### Problem
Print all entries precisely as they are written.

### Data for this exercise
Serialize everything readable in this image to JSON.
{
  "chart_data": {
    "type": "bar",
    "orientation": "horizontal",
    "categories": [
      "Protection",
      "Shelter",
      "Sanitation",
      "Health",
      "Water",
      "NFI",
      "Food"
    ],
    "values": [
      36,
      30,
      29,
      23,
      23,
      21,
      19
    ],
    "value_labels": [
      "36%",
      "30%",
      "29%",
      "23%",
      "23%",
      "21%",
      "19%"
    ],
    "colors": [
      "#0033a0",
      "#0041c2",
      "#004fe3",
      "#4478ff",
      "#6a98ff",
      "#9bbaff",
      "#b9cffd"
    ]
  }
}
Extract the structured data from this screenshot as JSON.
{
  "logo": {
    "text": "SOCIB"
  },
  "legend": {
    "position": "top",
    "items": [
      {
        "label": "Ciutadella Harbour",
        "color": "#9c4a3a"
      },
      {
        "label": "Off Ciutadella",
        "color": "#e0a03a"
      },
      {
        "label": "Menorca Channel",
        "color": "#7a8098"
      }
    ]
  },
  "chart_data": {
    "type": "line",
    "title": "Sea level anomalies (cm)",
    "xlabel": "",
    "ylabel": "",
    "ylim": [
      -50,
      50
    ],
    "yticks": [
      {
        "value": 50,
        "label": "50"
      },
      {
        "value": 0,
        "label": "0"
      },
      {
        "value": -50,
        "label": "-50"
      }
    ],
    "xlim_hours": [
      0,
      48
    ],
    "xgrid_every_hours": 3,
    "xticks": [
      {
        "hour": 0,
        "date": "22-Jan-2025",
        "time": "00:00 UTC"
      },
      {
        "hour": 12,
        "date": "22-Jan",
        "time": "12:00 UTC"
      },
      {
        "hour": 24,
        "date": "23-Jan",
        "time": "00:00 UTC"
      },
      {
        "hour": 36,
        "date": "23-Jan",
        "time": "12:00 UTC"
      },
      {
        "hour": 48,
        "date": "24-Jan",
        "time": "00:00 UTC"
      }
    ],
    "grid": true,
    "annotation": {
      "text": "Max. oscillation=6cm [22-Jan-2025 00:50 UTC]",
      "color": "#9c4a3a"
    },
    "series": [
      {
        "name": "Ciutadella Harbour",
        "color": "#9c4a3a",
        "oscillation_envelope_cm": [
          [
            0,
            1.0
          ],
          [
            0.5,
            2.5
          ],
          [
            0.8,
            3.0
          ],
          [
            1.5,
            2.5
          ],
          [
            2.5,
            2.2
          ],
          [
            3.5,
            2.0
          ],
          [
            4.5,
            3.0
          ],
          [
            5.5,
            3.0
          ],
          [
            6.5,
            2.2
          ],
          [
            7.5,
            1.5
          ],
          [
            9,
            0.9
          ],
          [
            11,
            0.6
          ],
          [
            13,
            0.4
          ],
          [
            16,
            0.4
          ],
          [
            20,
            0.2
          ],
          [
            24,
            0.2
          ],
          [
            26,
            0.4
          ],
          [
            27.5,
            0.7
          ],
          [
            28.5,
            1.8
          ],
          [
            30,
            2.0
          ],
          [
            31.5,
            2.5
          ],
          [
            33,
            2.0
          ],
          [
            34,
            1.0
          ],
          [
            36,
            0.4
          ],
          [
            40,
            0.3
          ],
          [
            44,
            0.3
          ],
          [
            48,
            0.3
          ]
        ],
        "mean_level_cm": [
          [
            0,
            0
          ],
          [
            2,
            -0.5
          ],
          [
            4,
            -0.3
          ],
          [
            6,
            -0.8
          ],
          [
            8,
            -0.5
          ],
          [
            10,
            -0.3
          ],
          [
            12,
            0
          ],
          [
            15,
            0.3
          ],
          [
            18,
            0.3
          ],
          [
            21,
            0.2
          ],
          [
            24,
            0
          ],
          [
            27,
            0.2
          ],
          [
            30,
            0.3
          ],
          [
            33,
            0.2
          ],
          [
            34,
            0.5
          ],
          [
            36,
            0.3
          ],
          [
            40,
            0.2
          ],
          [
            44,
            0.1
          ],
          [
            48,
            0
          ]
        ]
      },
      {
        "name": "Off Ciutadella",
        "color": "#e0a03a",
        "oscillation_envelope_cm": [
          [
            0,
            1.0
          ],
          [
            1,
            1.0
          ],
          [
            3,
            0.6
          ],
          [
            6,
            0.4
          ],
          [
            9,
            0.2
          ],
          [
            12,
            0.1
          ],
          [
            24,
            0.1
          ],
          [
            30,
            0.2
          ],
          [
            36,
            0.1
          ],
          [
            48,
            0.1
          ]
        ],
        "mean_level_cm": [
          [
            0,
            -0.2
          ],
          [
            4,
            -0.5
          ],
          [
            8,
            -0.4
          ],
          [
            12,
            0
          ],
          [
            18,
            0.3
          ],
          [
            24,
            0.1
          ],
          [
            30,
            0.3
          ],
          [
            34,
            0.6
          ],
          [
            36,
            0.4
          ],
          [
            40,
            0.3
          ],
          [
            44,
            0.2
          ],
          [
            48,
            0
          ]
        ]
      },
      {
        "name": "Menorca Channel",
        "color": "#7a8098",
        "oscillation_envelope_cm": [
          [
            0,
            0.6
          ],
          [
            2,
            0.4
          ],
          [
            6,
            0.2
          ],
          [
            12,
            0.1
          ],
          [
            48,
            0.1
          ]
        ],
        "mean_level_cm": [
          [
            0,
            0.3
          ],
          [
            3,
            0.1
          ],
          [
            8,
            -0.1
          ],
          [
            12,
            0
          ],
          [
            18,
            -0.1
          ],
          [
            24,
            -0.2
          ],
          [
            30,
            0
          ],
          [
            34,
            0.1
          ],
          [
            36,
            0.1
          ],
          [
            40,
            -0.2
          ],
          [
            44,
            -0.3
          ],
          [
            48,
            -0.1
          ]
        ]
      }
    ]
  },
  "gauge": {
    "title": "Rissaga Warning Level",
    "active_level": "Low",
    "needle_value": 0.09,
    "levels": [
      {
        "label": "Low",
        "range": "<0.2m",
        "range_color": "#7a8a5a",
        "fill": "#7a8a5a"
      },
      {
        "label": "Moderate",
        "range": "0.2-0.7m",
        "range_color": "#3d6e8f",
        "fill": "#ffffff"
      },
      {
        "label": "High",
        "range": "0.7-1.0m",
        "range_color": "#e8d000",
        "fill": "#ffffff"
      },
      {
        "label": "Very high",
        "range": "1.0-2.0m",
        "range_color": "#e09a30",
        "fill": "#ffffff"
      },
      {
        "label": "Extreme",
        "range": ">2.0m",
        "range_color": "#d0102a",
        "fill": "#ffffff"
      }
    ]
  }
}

### Solution below
Serialize everything readable in this image to JSON.
{
  "chart_data": {
    "type": "bar",
    "orientation": "horizontal",
    "categories": [
      "Protection",
      "Shelter",
      "Sanitation",
      "Health",
      "Water",
      "NFI",
      "Food"
    ],
    "values": [
      36,
      30,
      29,
      23,
      23,
      21,
      19
    ],
    "value_labels": [
      "36%",
      "30%",
      "29%",
      "23%",
      "23%",
      "21%",
      "19%"
    ],
    "colors": [
      "#0033a0",
      "#0041c2",
      "#004fe3",
      "#4478ff",
      "#6a98ff",
      "#9bbaff",
      "#b9cffd"
    ]
  }
}
Extract the structured data from this screenshot as JSON.
{
  "logo": {
    "text": "SOCIB"
  },
  "legend": {
    "position": "top",
    "items": [
      {
        "label": "Ciutadella Harbour",
        "color": "#9c4a3a"
      },
      {
        "label": "Off Ciutadella",
        "color": "#e0a03a"
      },
      {
        "label": "Menorca Channel",
        "color": "#7a8098"
      }
    ]
  },
  "chart_data": {
    "type": "line",
    "title": "Sea level anomalies (cm)",
    "xlabel": "",
    "ylabel": "",
    "ylim": [
      -50,
      50
    ],
    "yticks": [
      {
        "value": 50,
        "label": "50"
      },
      {
        "value": 0,
        "label": "0"
      },
      {
        "value": -50,
        "label": "-50"
      }
    ],
    "xlim_hours": [
      0,
      48
    ],
    "xgrid_every_hours": 3,
    "xticks": [
      {
        "hour": 0,
        "date": "22-Jan-2025",
        "time": "00:00 UTC"
      },
      {
        "hour": 12,
        "date": "22-Jan",
        "time": "12:00 UTC"
      },
      {
        "hour": 24,
        "date": "23-Jan",
        "time": "00:00 UTC"
      },
      {
        "hour": 36,
        "date": "23-Jan",
        "time": "12:00 UTC"
      },
      {
        "hour": 48,
        "date": "24-Jan",
        "time": "00:00 UTC"
      }
    ],
    "grid": true,
    "annotation": {
      "text": "Max. oscillation=6cm [22-Jan-2025 00:50 UTC]",
      "color": "#9c4a3a"
    },
    "series": [
      {
        "name": "Ciutadella Harbour",
        "color": "#9c4a3a",
        "oscillation_envelope_cm": [
          [
            0,
            1.0
          ],
          [
            0.5,
            2.5
          ],
          [
            0.8,
            3.0
          ],
          [
            1.5,
            2.5
          ],
          [
            2.5,
            2.2
          ],
          [
            3.5,
            2.0
          ],
          [
            4.5,
            3.0
          ],
          [
            5.5,
            3.0
          ],
          [
            6.5,
            2.2
          ],
          [
            7.5,
            1.5
          ],
          [
            9,
            0.9
          ],
          [
            11,
            0.6
          ],
          [
            13,
            0.4
          ],
          [
            16,
            0.4
          ],
          [
            20,
            0.2
          ],
          [
            24,
            0.2
          ],
          [
            26,
            0.4
          ],
          [
            27.5,
            0.7
          ],
          [
            28.5,
            1.8
          ],
          [
            30,
            2.0
          ],
          [
            31.5,
            2.5
          ],
          [
            33,
            2.0
          ],
          [
            34,
            1.0
          ],
          [
            36,
            0.4
          ],
          [
            40,
            0.3
          ],
          [
            44,
            0.3
          ],
          [
            48,
            0.3
          ]
        ],
        "mean_level_cm": [
          [
            0,
            0
          ],
          [
            2,
            -0.5
          ],
          [
            4,
            -0.3
          ],
          [
            6,
            -0.8
          ],
          [
            8,
            -0.5
          ],
          [
            10,
            -0.3
          ],
          [
            12,
            0
          ],
          [
            15,
            0.3
          ],
          [
            18,
            0.3
          ],
          [
            21,
            0.2
          ],
          [
            24,
            0
          ],
          [
            27,
            0.2
          ],
          [
            30,
            0.3
          ],
          [
            33,
            0.2
          ],
          [
            34,
            0.5
          ],
          [
            36,
            0.3
          ],
          [
            40,
            0.2
          ],
          [
            44,
            0.1
          ],
          [
            48,
            0
          ]
        ]
      },
      {
        "name": "Off Ciutadella",
        "color": "#e0a03a",
        "oscillation_envelope_cm": [
          [
            0,
            1.0
          ],
          [
            1,
            1.0
          ],
          [
            3,
            0.6
          ],
          [
            6,
            0.4
          ],
          [
            9,
            0.2
          ],
          [
            12,
            0.1
          ],
          [
            24,
            0.1
          ],
          [
            30,
            0.2
          ],
          [
            36,
            0.1
          ],
          [
            48,
            0.1
          ]
        ],
        "mean_level_cm": [
          [
            0,
            -0.2
          ],
          [
            4,
            -0.5
          ],
          [
            8,
            -0.4
          ],
          [
            12,
            0
          ],
          [
            18,
            0.3
          ],
          [
            24,
            0.1
          ],
          [
            30,
            0.3
          ],
          [
            34,
            0.6
          ],
          [
            36,
            0.4
          ],
          [
            40,
            0.3
          ],
          [
            44,
            0.2
          ],
          [
            48,
            0
          ]
        ]
      },
      {
        "name": "Menorca Channel",
        "color": "#7a8098",
        "oscillation_envelope_cm": [
          [
            0,
            0.6
          ],
          [
            2,
            0.4
          ],
          [
            6,
            0.2
          ],
          [
            12,
            0.1
          ],
          [
            48,
            0.1
          ]
        ],
        "mean_level_cm": [
          [
            0,
            0.3
          ],
          [
            3,
            0.1
          ],
          [
            8,
            -0.1
          ],
          [
            12,
            0
          ],
          [
            18,
            -0.1
          ],
          [
            24,
            -0.2
          ],
          [
            30,
            0
          ],
          [
            34,
            0.1
          ],
          [
            36,
            0.1
          ],
          [
            40,
            -0.2
          ],
          [
            44,
            -0.3
          ],
          [
            48,
            -0.1
          ]
        ]
      }
    ]
  },
  "gauge": {
    "title": "Rissaga Warning Level",
    "active_level": "Low",
    "needle_value": 0.09,
    "levels": [
      {
        "label": "Low",
        "range": "<0.2m",
        "range_color": "#7a8a5a",
        "fill": "#7a8a5a"
      },
      {
        "label": "Moderate",
        "range": "0.2-0.7m",
        "range_color": "#3d6e8f",
        "fill": "#ffffff"
      },
      {
        "label": "High",
        "range": "0.7-1.0m",
        "range_color": "#e8d000",
        "fill": "#ffffff"
      },
      {
        "label": "Very high",
        "range": "1.0-2.0m",
        "range_color": "#e09a30",
        "fill": "#ffffff"
      },
      {
        "label": "Extreme",
        "range": ">2.0m",
        "range_color": "#d0102a",
        "fill": "#ffffff"
      }
    ]
  }
}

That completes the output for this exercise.